• Records supplied
-- Start --
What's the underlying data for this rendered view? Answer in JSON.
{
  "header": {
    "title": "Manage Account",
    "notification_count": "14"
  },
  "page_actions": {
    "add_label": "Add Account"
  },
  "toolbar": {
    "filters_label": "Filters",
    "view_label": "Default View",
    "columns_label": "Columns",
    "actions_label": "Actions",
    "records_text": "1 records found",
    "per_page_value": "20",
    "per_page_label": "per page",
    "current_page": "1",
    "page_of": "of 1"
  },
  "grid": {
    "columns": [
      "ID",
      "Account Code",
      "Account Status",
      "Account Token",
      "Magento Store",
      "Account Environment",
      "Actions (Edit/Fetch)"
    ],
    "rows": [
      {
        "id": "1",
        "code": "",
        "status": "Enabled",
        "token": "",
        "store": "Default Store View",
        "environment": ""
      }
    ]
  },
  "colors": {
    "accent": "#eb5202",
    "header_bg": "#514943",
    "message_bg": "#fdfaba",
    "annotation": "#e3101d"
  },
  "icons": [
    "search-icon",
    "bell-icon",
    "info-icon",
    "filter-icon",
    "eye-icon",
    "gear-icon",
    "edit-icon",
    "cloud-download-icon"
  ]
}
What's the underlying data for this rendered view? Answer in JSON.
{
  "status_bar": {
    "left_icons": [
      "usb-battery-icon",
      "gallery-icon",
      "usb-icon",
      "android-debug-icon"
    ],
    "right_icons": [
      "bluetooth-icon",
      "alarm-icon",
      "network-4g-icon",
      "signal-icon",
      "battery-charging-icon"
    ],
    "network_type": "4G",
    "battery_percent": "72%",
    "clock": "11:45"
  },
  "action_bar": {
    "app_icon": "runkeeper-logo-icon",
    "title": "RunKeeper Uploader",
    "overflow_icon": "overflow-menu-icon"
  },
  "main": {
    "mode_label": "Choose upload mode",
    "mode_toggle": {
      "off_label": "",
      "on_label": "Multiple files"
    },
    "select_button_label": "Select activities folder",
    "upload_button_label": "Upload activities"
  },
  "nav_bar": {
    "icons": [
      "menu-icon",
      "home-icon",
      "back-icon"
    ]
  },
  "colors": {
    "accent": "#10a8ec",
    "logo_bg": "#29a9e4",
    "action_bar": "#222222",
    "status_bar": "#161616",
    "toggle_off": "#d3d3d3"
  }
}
-- End --
• The problem
Each record must be returned exactly as it is written.

• Response
What's the underlying data for this rendered view? Answer in JSON.
{
  "header": {
    "title": "Manage Account",
    "notification_count": "14"
  },
  "page_actions": {
    "add_label": "Add Account"
  },
  "toolbar": {
    "filters_label": "Filters",
    "view_label": "Default View",
    "columns_label": "Columns",
    "actions_label": "Actions",
    "records_text": "1 records found",
    "per_page_value": "20",
    "per_page_label": "per page",
    "current_page": "1",
    "page_of": "of 1"
  },
  "grid": {
    "columns": [
      "ID",
      "Account Code",
      "Account Status",
      "Account Token",
      "Magento Store",
      "Account Environment",
      "Actions (Edit/Fetch)"
    ],
    "rows": [
      {
        "id": "1",
        "code": "",
        "status": "Enabled",
        "token": "",
        "store": "Default Store View",
        "environment": ""
      }
    ]
  },
  "colors": {
    "accent": "#eb5202",
    "header_bg": "#514943",
    "message_bg": "#fdfaba",
    "annotation": "#e3101d"
  },
  "icons": [
    "search-icon",
    "bell-icon",
    "info-icon",
    "filter-icon",
    "eye-icon",
    "gear-icon",
    "edit-icon",
    "cloud-download-icon"
  ]
}
What's the underlying data for this rendered view? Answer in JSON.
{
  "status_bar": {
    "left_icons": [
      "usb-battery-icon",
      "gallery-icon",
      "usb-icon",
      "android-debug-icon"
    ],
    "right_icons": [
      "bluetooth-icon",
      "alarm-icon",
      "network-4g-icon",
      "signal-icon",
      "battery-charging-icon"
    ],
    "network_type": "4G",
    "battery_percent": "72%",
    "clock": "11:45"
  },
  "action_bar": {
    "app_icon": "runkeeper-logo-icon",
    "title": "RunKeeper Uploader",
    "overflow_icon": "overflow-menu-icon"
  },
  "main": {
    "mode_label": "Choose upload mode",
    "mode_toggle": {
      "off_label": "",
      "on_label": "Multiple files"
    },
    "select_button_label": "Select activities folder",
    "upload_button_label": "Upload activities"
  },
  "nav_bar": {
    "icons": [
      "menu-icon",
      "home-icon",
      "back-icon"
    ]
  },
  "colors": {
    "accent": "#10a8ec",
    "logo_bg": "#29a9e4",
    "action_bar": "#222222",
    "status_bar": "#161616",
    "toggle_off": "#d3d3d3"
  }
}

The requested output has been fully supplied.